* Start DATASET ROWS *

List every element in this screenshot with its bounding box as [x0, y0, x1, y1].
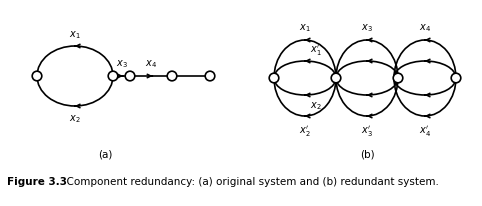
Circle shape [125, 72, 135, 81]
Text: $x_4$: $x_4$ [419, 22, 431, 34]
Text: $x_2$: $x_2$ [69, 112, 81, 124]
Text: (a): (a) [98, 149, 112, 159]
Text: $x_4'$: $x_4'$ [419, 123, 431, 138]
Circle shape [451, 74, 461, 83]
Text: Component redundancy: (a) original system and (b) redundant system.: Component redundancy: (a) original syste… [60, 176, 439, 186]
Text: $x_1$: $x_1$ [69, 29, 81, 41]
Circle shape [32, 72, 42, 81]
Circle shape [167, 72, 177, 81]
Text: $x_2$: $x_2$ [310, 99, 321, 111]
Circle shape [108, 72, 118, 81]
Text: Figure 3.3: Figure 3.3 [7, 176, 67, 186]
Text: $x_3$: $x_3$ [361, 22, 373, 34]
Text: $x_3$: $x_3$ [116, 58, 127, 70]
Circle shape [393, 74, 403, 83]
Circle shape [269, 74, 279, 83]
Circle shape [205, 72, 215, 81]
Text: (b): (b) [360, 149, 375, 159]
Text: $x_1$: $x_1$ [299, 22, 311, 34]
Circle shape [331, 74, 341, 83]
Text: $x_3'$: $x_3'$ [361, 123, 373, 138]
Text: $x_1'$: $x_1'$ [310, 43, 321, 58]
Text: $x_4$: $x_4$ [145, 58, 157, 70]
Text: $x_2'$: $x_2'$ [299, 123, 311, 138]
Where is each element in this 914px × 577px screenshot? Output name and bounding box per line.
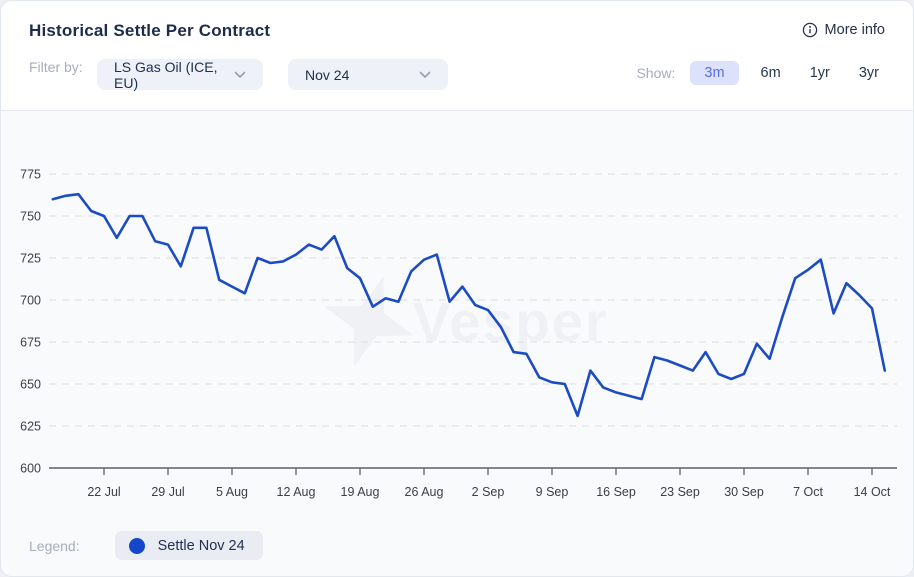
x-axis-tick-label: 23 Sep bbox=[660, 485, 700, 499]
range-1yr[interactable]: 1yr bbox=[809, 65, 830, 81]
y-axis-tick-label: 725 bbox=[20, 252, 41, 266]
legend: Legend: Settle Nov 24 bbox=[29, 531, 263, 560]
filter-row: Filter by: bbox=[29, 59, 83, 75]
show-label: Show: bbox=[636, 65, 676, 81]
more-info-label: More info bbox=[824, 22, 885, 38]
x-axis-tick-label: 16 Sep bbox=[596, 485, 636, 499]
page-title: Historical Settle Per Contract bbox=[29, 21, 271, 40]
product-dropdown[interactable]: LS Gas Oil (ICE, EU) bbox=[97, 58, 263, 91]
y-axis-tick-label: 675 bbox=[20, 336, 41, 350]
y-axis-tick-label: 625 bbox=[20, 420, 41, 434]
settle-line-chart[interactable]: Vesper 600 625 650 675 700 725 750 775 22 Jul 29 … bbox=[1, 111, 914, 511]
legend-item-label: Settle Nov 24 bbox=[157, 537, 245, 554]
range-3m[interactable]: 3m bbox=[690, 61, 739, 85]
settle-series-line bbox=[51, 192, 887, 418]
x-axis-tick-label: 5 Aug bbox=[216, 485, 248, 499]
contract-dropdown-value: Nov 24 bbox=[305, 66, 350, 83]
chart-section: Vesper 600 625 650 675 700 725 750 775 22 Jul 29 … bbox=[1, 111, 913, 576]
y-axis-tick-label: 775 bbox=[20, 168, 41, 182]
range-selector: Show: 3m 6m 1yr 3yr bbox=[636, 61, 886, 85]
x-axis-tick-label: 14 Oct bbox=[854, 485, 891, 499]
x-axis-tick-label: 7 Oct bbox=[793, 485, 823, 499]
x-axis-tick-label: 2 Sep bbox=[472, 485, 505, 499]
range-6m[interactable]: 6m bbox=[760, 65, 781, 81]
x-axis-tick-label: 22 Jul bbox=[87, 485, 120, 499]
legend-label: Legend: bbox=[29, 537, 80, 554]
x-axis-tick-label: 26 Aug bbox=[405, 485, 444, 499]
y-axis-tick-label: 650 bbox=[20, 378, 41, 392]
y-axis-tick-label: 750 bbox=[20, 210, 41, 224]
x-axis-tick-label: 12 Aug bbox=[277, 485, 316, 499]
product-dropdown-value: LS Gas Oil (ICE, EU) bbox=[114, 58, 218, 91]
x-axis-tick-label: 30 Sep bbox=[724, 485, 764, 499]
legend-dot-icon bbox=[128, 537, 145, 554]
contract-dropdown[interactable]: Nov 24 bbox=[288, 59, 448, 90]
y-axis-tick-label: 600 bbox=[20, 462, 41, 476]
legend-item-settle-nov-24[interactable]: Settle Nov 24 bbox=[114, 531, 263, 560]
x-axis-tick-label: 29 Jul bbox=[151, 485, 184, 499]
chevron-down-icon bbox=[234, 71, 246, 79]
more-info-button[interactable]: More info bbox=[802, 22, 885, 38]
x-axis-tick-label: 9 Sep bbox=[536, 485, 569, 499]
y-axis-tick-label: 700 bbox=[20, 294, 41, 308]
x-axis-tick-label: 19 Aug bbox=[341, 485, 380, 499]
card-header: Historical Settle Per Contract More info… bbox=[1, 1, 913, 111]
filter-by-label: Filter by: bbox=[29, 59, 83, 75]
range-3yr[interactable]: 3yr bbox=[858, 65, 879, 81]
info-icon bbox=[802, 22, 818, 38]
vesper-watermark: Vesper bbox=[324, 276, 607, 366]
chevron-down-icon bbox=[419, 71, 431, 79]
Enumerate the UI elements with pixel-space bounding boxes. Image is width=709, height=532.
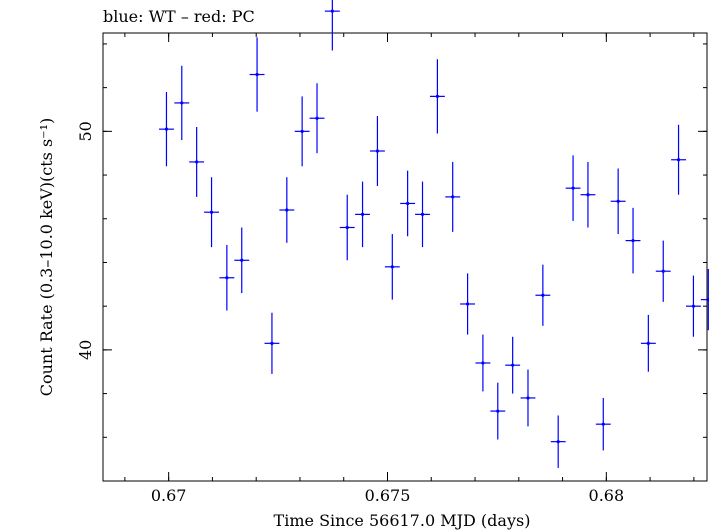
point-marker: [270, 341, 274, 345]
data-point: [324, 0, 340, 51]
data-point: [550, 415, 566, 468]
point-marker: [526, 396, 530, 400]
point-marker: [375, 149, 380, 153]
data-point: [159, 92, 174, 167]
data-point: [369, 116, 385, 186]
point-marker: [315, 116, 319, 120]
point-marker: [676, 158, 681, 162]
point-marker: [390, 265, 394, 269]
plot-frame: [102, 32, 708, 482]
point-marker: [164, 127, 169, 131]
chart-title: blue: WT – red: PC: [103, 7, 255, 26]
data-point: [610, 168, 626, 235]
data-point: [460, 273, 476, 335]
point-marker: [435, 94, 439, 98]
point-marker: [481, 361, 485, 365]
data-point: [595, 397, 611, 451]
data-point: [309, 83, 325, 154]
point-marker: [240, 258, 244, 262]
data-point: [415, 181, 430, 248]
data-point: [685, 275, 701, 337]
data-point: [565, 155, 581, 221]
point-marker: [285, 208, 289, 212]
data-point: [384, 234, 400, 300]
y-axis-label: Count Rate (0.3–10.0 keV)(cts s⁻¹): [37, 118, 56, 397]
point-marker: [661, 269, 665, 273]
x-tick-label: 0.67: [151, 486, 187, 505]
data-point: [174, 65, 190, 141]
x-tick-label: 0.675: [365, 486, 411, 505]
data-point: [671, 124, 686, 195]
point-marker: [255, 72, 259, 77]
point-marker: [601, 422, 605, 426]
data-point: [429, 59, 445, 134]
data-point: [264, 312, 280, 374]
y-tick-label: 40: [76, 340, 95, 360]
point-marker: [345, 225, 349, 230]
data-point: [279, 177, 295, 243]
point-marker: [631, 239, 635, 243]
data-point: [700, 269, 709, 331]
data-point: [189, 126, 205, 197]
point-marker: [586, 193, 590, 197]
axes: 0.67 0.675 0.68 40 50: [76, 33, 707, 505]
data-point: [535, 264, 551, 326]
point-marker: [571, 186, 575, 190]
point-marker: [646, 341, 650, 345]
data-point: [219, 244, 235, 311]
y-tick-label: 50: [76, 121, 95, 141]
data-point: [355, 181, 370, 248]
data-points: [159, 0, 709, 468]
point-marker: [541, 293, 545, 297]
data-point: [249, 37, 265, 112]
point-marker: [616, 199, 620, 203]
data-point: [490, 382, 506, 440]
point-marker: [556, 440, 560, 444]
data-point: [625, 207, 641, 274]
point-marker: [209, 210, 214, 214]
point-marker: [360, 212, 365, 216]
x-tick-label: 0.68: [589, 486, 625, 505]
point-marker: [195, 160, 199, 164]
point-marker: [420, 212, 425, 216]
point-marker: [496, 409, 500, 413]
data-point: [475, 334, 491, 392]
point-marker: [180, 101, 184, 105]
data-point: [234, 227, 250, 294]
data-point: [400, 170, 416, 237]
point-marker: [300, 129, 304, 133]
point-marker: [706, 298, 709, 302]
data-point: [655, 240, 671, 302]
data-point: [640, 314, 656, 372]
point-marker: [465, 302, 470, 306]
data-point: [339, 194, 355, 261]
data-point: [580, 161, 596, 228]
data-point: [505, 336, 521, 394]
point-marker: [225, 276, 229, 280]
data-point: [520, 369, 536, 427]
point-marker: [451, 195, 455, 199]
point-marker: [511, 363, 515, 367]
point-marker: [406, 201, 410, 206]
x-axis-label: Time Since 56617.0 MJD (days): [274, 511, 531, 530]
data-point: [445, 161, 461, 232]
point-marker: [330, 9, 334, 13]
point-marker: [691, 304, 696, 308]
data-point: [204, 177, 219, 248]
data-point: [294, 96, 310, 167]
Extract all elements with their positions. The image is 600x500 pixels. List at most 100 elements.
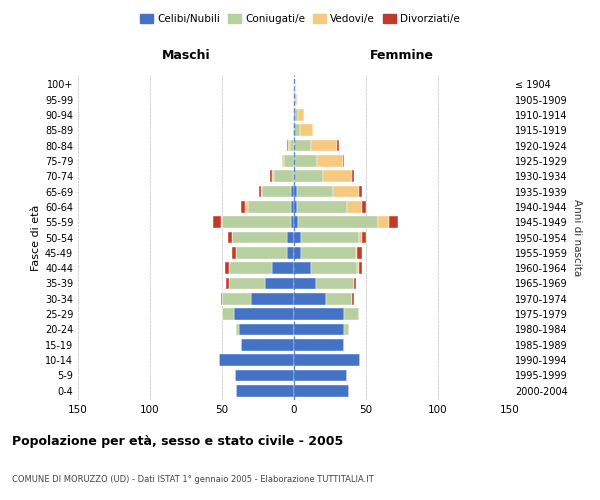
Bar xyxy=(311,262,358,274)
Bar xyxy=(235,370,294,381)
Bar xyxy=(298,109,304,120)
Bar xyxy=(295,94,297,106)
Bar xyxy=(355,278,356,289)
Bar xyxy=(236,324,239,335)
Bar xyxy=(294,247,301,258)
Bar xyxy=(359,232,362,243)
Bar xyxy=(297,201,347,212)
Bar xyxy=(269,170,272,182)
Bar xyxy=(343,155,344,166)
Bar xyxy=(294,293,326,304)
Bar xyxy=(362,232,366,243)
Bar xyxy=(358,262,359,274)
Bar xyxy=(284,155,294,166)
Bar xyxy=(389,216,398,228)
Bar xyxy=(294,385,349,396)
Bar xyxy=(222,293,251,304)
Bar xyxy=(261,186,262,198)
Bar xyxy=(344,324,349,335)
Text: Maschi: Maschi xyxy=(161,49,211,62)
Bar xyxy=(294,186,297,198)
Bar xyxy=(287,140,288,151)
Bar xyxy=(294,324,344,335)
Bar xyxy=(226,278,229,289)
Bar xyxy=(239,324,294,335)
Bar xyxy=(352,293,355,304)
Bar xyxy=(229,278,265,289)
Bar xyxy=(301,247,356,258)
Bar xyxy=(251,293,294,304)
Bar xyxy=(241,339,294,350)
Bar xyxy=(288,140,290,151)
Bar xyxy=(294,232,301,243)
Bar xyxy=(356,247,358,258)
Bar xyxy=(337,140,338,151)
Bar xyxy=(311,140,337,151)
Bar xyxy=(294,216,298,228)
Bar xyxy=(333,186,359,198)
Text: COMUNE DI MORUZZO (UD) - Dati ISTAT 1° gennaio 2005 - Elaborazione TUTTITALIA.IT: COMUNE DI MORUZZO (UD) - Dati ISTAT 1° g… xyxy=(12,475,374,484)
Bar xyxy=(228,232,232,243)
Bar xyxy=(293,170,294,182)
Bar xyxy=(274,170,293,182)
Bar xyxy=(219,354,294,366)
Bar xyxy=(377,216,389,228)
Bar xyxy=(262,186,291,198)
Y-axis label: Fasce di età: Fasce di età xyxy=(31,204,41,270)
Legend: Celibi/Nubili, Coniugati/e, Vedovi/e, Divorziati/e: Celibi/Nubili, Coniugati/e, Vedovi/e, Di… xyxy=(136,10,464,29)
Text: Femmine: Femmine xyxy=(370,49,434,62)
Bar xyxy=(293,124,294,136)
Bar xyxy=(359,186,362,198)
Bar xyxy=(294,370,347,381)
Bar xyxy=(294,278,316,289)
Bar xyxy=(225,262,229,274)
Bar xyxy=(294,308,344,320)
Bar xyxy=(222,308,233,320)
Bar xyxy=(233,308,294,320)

* End DATASET ROWS *

_DIRECTIVE_
Put the lines between the one holding "Bar xyxy=(311,262,358,274)" and the one holding "Bar xyxy=(269,170,272,182)", inclusive, into a numbered list, leaving out blank lines.

_SOLUTION FOR THIS PROBLEM_
1. Bar xyxy=(311,262,358,274)
2. Bar xyxy=(235,370,294,381)
3. Bar xyxy=(298,109,304,120)
4. Bar xyxy=(295,94,297,106)
5. Bar xyxy=(355,278,356,289)
6. Bar xyxy=(236,324,239,335)
7. Bar xyxy=(294,247,301,258)
8. Bar xyxy=(359,232,362,243)
9. Bar xyxy=(297,201,347,212)
10. Bar xyxy=(269,170,272,182)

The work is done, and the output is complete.